= Aim of the task =
Each record below should be output verbatim, without pictures.

= Supplied material =
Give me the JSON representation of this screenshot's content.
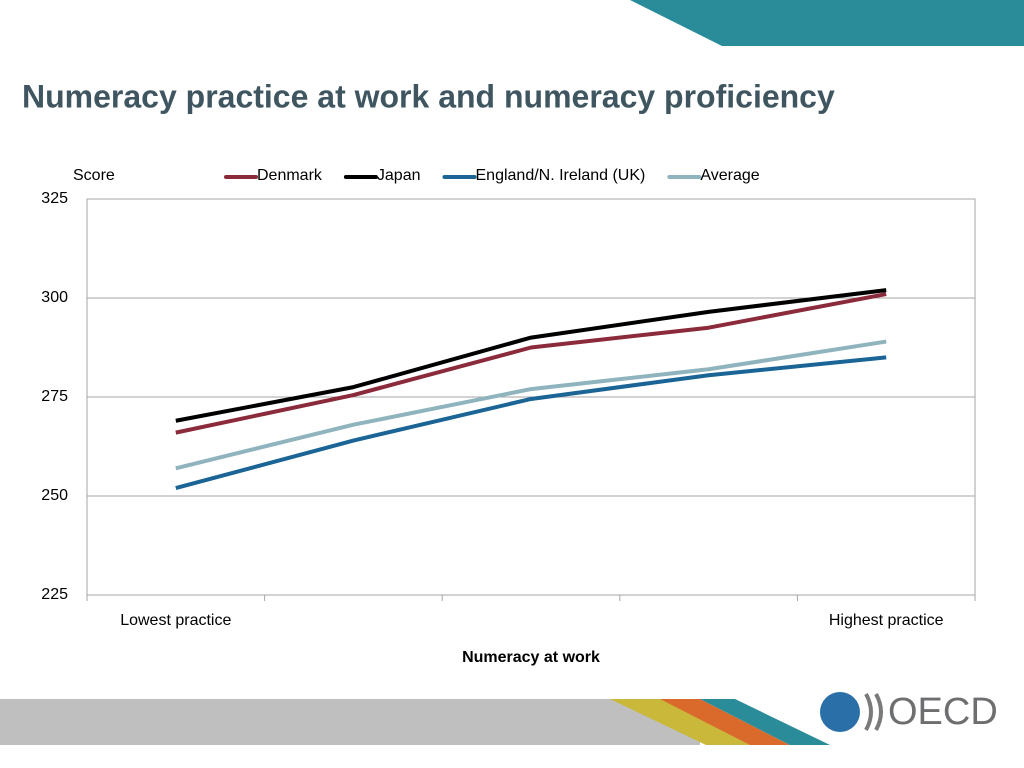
{
  "chart_data": {
    "type": "line",
    "title": "Numeracy practice at work and numeracy proficiency",
    "y_label": "Score",
    "x_label": "Numeracy at work",
    "categories": [
      "Lowest practice",
      null,
      null,
      null,
      "Highest practice"
    ],
    "series": [
      {
        "name": "Denmark",
        "color": "#8b2a3a",
        "values": [
          266,
          275.5,
          287.5,
          292.5,
          301
        ]
      },
      {
        "name": "Japan",
        "color": "#000000",
        "values": [
          269,
          277.5,
          290,
          296.5,
          302
        ]
      },
      {
        "name": "England/N. Ireland (UK)",
        "color": "#1a6496",
        "values": [
          252,
          264,
          274.5,
          280.5,
          285
        ]
      },
      {
        "name": "Average",
        "color": "#8fb4bd",
        "values": [
          257,
          268,
          277,
          282,
          289
        ]
      }
    ],
    "ylim": [
      225,
      325
    ],
    "yticks": [
      225,
      250,
      275,
      300,
      325
    ],
    "grid": true
  },
  "logo": {
    "text": "OECD"
  }
}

= Solution to this problem =
Give me the JSON representation of this screenshot's content.
{
  "chart_data": {
    "type": "line",
    "title": "Numeracy practice at work and numeracy proficiency",
    "y_label": "Score",
    "x_label": "Numeracy at work",
    "categories": [
      "Lowest practice",
      null,
      null,
      null,
      "Highest practice"
    ],
    "series": [
      {
        "name": "Denmark",
        "color": "#8b2a3a",
        "values": [
          266,
          275.5,
          287.5,
          292.5,
          301
        ]
      },
      {
        "name": "Japan",
        "color": "#000000",
        "values": [
          269,
          277.5,
          290,
          296.5,
          302
        ]
      },
      {
        "name": "England/N. Ireland (UK)",
        "color": "#1a6496",
        "values": [
          252,
          264,
          274.5,
          280.5,
          285
        ]
      },
      {
        "name": "Average",
        "color": "#8fb4bd",
        "values": [
          257,
          268,
          277,
          282,
          289
        ]
      }
    ],
    "ylim": [
      225,
      325
    ],
    "yticks": [
      225,
      250,
      275,
      300,
      325
    ],
    "grid": true
  },
  "logo": {
    "text": "OECD"
  }
}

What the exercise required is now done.